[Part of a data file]
____

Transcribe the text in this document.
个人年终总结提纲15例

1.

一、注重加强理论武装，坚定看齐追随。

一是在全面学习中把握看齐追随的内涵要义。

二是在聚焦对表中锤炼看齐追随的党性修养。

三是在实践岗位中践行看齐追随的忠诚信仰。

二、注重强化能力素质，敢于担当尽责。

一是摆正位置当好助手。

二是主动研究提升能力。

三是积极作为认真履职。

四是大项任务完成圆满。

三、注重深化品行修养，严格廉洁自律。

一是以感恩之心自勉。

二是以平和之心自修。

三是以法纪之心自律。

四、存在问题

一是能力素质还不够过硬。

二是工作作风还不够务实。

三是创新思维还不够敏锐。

____

Write out the material exactly as given.

__OUTPUT OF THE TASK__:
Transcribe the text in this document.
个人年终总结提纲15例

1.

一、注重加强理论武装，坚定看齐追随。

一是在全面学习中把握看齐追随的内涵要义。

二是在聚焦对表中锤炼看齐追随的党性修养。

三是在实践岗位中践行看齐追随的忠诚信仰。

二、注重强化能力素质，敢于担当尽责。

一是摆正位置当好助手。

二是主动研究提升能力。

三是积极作为认真履职。

四是大项任务完成圆满。

三、注重深化品行修养，严格廉洁自律。

一是以感恩之心自勉。

二是以平和之心自修。

三是以法纪之心自律。

四、存在问题

一是能力素质还不够过硬。

二是工作作风还不够务实。

三是创新思维还不够敏锐。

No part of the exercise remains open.